### Work to complete:
Return the entries verbatim and drop every picture.

(Dataset rows about figures)
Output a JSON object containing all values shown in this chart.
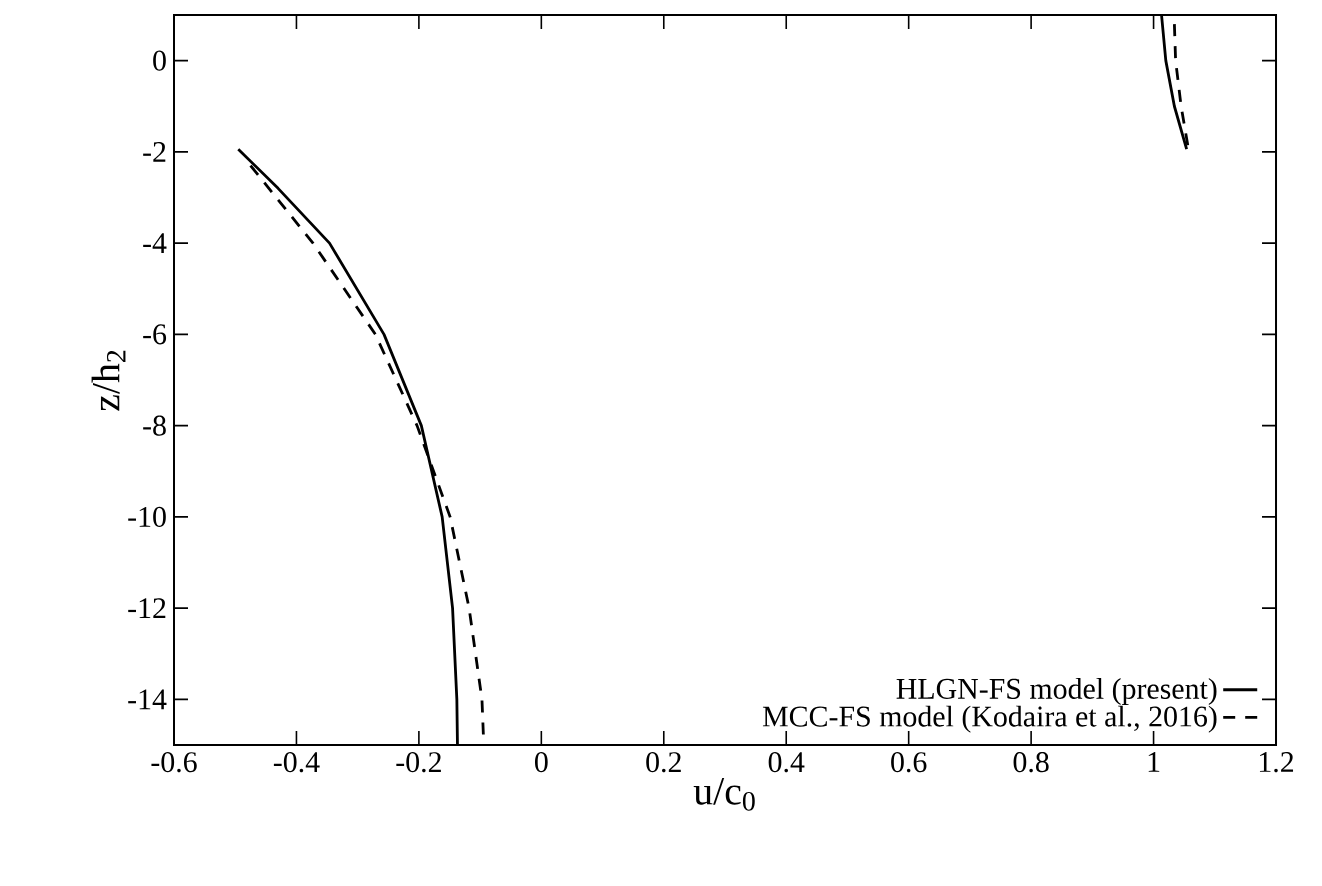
{
  "chart_data": {
    "type": "line",
    "xlabel": "u/c$_{0}$",
    "ylabel": "z/h$_{2}$",
    "xlim": [
      -0.6,
      1.2
    ],
    "ylim": [
      -15,
      1
    ],
    "xticks": [
      -0.6,
      -0.4,
      -0.2,
      0,
      0.2,
      0.4,
      0.6,
      0.8,
      1,
      1.2
    ],
    "yticks": [
      -14,
      -12,
      -10,
      -8,
      -6,
      -4,
      -2,
      0
    ],
    "legend": "bottom right",
    "grid": false,
    "marker": "none",
    "series": [
      {
        "name": "HLGN-FS model (present)",
        "color": "#000000",
        "line_style": "solid",
        "x": [
          -0.495,
          -0.43,
          -0.346,
          -0.257,
          -0.196,
          -0.162,
          -0.145,
          -0.138,
          -0.137,
          null,
          1.013,
          1.02,
          1.034,
          1.054
        ],
        "values": [
          -1.94,
          -2.8,
          -4,
          -6,
          -8,
          -10,
          -12,
          -14,
          -15,
          null,
          1,
          0,
          -1,
          -1.94
        ]
      },
      {
        "name": "MCC-FS model (Kodaira et al., 2016)",
        "color": "#000000",
        "line_style": "dashed",
        "x": [
          -0.475,
          -0.373,
          -0.271,
          -0.203,
          -0.149,
          -0.118,
          -0.097,
          -0.094,
          null,
          1.034,
          1.036,
          1.045,
          1.057
        ],
        "values": [
          -2.3,
          -4,
          -6,
          -8,
          -10,
          -12,
          -14,
          -15,
          null,
          0.8,
          0,
          -1,
          -1.94
        ]
      }
    ]
  }
}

### Exercise solution:
Output a JSON object containing all values shown in this chart.
{
  "chart_data": {
    "type": "line",
    "xlabel": "u/c$_{0}$",
    "ylabel": "z/h$_{2}$",
    "xlim": [
      -0.6,
      1.2
    ],
    "ylim": [
      -15,
      1
    ],
    "xticks": [
      -0.6,
      -0.4,
      -0.2,
      0,
      0.2,
      0.4,
      0.6,
      0.8,
      1,
      1.2
    ],
    "yticks": [
      -14,
      -12,
      -10,
      -8,
      -6,
      -4,
      -2,
      0
    ],
    "legend": "bottom right",
    "grid": false,
    "marker": "none",
    "series": [
      {
        "name": "HLGN-FS model (present)",
        "color": "#000000",
        "line_style": "solid",
        "x": [
          -0.495,
          -0.43,
          -0.346,
          -0.257,
          -0.196,
          -0.162,
          -0.145,
          -0.138,
          -0.137,
          null,
          1.013,
          1.02,
          1.034,
          1.054
        ],
        "values": [
          -1.94,
          -2.8,
          -4,
          -6,
          -8,
          -10,
          -12,
          -14,
          -15,
          null,
          1,
          0,
          -1,
          -1.94
        ]
      },
      {
        "name": "MCC-FS model (Kodaira et al., 2016)",
        "color": "#000000",
        "line_style": "dashed",
        "x": [
          -0.475,
          -0.373,
          -0.271,
          -0.203,
          -0.149,
          -0.118,
          -0.097,
          -0.094,
          null,
          1.034,
          1.036,
          1.045,
          1.057
        ],
        "values": [
          -2.3,
          -4,
          -6,
          -8,
          -10,
          -12,
          -14,
          -15,
          null,
          0.8,
          0,
          -1,
          -1.94
        ]
      }
    ]
  }
}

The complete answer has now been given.